• What you have to do
Make an exact copy of the records below, leaving every image out.

• Information shown
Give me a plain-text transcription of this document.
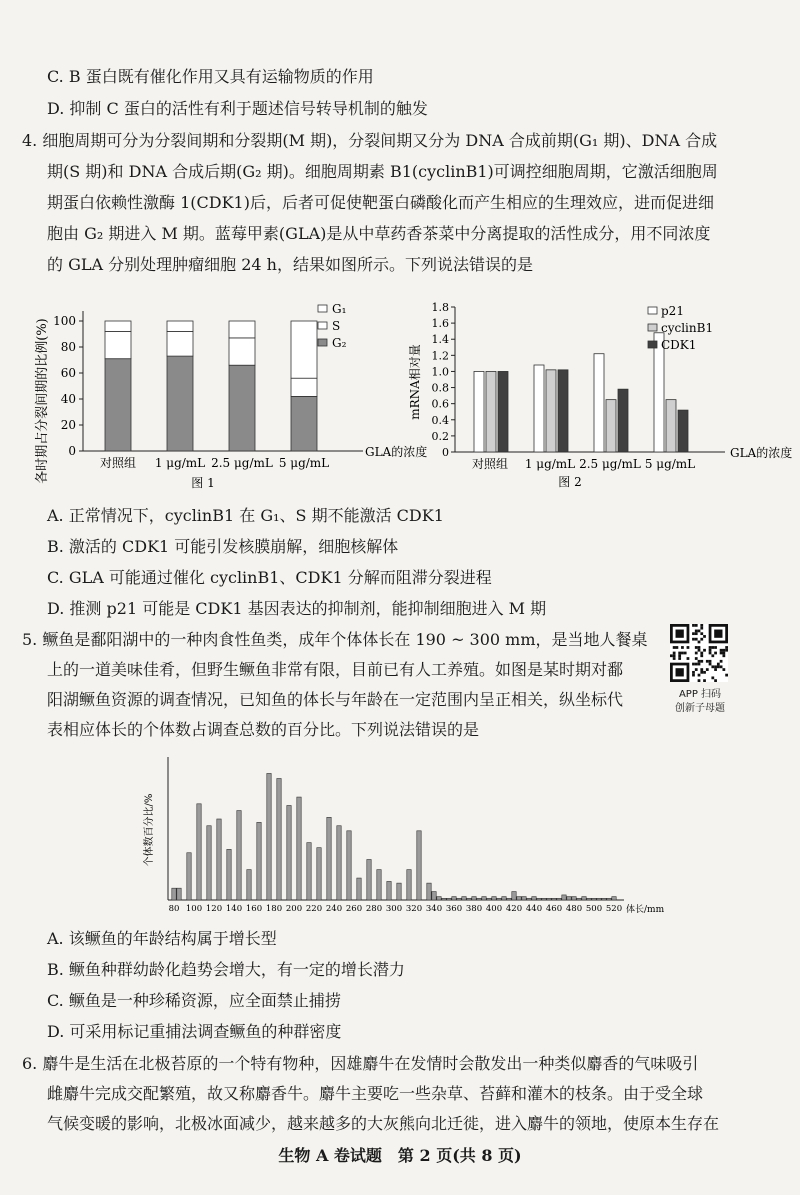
C. B 蛋白既有催化作用又具有运输物质的作用
D. 抑制 C 蛋白的活性有利于题述信号转导机制的触发
4. 细胞周期可分为分裂间期和分裂期(M 期)，分裂间期又分为 DNA 合成前期(G₁ 期)、DNA 合成
期(S 期)和 DNA 合成后期(G₂ 期)。细胞周期素 B1(cyclinB1)可调控细胞周期，它激活细胞周
期蛋白依赖性激酶 1(CDK1)后，后者可促使靶蛋白磷酸化而产生相应的生理效应，进而促进细
胞由 G₂ 期进入 M 期。蓝莓甲素(GLA)是从中草药香茶菜中分离提取的活性成分，用不同浓度
的 GLA 分别处理肿瘤细胞 24 h，结果如图所示。下列说法错误的是
各时期占分裂间期的比例(%) 0
20
40
60
80
100
对照组 1 μg/mL 2.5 μg/mL 5 μg/mL
GLA的浓度
图 1
G₁
S
G₂
mRNA相对量
0
0.2
0.4
0.6
0.8
1.0
1.2
1.4
1.6
1.8
对照组 1 μg/mL 2.5 μg/mL 5 μg/mL
GLA的浓度
图 2
p21
cyclinB1
CDK1
A. 正常情况下，cyclinB1 在 G₁、S 期不能激活 CDK1
B. 激活的 CDK1 可能引发核膜崩解，细胞核解体
C. GLA 可能通过催化 cyclinB1、CDK1 分解而阻滞分裂进程
D. 推测 p21 可能是 CDK1 基因表达的抑制剂，能抑制细胞进入 M 期
5. 鳜鱼是鄱阳湖中的一种肉食性鱼类，成年个体体长在 190 ~ 300 mm，是当地人餐桌
上的一道美味佳肴，但野生鳜鱼非常有限，目前已有人工养殖。如图是某时期对鄱
阳湖鳜鱼资源的调查情况，已知鱼的体长与年龄在一定范围内呈正相关，纵坐标代
表相应体长的个体数占调查总数的百分比。下列说法错误的是
APP 扫码
创新子母题
个体数百分比/%
80 100 120 140 160 180 200 220 240 260 280 300 320 340 360 380 400 420 440 460 480 500 520 体长/mm
A. 该鳜鱼的年龄结构属于增长型
B. 鳜鱼种群幼龄化趋势会增大，有一定的增长潜力
C. 鳜鱼是一种珍稀资源，应全面禁止捕捞
D. 可采用标记重捕法调查鳜鱼的种群密度
6. 麝牛是生活在北极苔原的一个特有物种，因雄麝牛在发情时会散发出一种类似麝香的气味吸引
雌麝牛完成交配繁殖，故又称麝香牛。麝牛主要吃一些杂草、苔藓和灌木的枝条。由于受全球
气候变暖的影响，北极冰面减少，越来越多的大灰熊向北迁徙，进入麝牛的领地，使原本生存在
生物 A 卷试题　第 2 页(共 8 页)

• Written solution
Give me a plain-text transcription of this document.
C. B 蛋白既有催化作用又具有运输物质的作用
D. 抑制 C 蛋白的活性有利于题述信号转导机制的触发
4. 细胞周期可分为分裂间期和分裂期(M 期)，分裂间期又分为 DNA 合成前期(G₁ 期)、DNA 合成
期(S 期)和 DNA 合成后期(G₂ 期)。细胞周期素 B1(cyclinB1)可调控细胞周期，它激活细胞周
期蛋白依赖性激酶 1(CDK1)后，后者可促使靶蛋白磷酸化而产生相应的生理效应，进而促进细
胞由 G₂ 期进入 M 期。蓝莓甲素(GLA)是从中草药香茶菜中分离提取的活性成分，用不同浓度
的 GLA 分别处理肿瘤细胞 24 h，结果如图所示。下列说法错误的是
各时期占分裂间期的比例(%) 0
20
40
60
80
100
对照组 1 μg/mL 2.5 μg/mL 5 μg/mL
GLA的浓度
图 1
G₁
S
G₂
mRNA相对量
0
0.2
0.4
0.6
0.8
1.0
1.2
1.4
1.6
1.8
对照组 1 μg/mL 2.5 μg/mL 5 μg/mL
GLA的浓度
图 2
p21
cyclinB1
CDK1
A. 正常情况下，cyclinB1 在 G₁、S 期不能激活 CDK1
B. 激活的 CDK1 可能引发核膜崩解，细胞核解体
C. GLA 可能通过催化 cyclinB1、CDK1 分解而阻滞分裂进程
D. 推测 p21 可能是 CDK1 基因表达的抑制剂，能抑制细胞进入 M 期
5. 鳜鱼是鄱阳湖中的一种肉食性鱼类，成年个体体长在 190 ~ 300 mm，是当地人餐桌
上的一道美味佳肴，但野生鳜鱼非常有限，目前已有人工养殖。如图是某时期对鄱
阳湖鳜鱼资源的调查情况，已知鱼的体长与年龄在一定范围内呈正相关，纵坐标代
表相应体长的个体数占调查总数的百分比。下列说法错误的是
APP 扫码
创新子母题
个体数百分比/%
80 100 120 140 160 180 200 220 240 260 280 300 320 340 360 380 400 420 440 460 480 500 520 体长/mm
A. 该鳜鱼的年龄结构属于增长型
B. 鳜鱼种群幼龄化趋势会增大，有一定的增长潜力
C. 鳜鱼是一种珍稀资源，应全面禁止捕捞
D. 可采用标记重捕法调查鳜鱼的种群密度
6. 麝牛是生活在北极苔原的一个特有物种，因雄麝牛在发情时会散发出一种类似麝香的气味吸引
雌麝牛完成交配繁殖，故又称麝香牛。麝牛主要吃一些杂草、苔藓和灌木的枝条。由于受全球
气候变暖的影响，北极冰面减少，越来越多的大灰熊向北迁徙，进入麝牛的领地，使原本生存在
生物 A 卷试题　第 2 页(共 8 页)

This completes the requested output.